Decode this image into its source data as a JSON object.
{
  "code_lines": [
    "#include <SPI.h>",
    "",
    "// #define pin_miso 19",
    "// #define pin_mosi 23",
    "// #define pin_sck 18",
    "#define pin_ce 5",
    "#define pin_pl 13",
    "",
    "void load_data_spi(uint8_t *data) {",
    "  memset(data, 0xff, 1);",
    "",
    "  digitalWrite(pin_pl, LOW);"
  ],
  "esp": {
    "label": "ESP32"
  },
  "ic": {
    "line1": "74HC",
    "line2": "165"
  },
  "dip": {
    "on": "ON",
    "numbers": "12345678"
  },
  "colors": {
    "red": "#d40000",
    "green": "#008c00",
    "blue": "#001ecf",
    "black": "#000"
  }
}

============

§ **AIM OF THE TASK**
Give every line of the material again, exactly as it reads.

§ **RESULT OF THE TASK**
Decode this image into its source data as a JSON object.
{
  "code_lines": [
    "#include <SPI.h>",
    "",
    "// #define pin_miso 19",
    "// #define pin_mosi 23",
    "// #define pin_sck 18",
    "#define pin_ce 5",
    "#define pin_pl 13",
    "",
    "void load_data_spi(uint8_t *data) {",
    "  memset(data, 0xff, 1);",
    "",
    "  digitalWrite(pin_pl, LOW);"
  ],
  "esp": {
    "label": "ESP32"
  },
  "ic": {
    "line1": "74HC",
    "line2": "165"
  },
  "dip": {
    "on": "ON",
    "numbers": "12345678"
  },
  "colors": {
    "red": "#d40000",
    "green": "#008c00",
    "blue": "#001ecf",
    "black": "#000"
  }
}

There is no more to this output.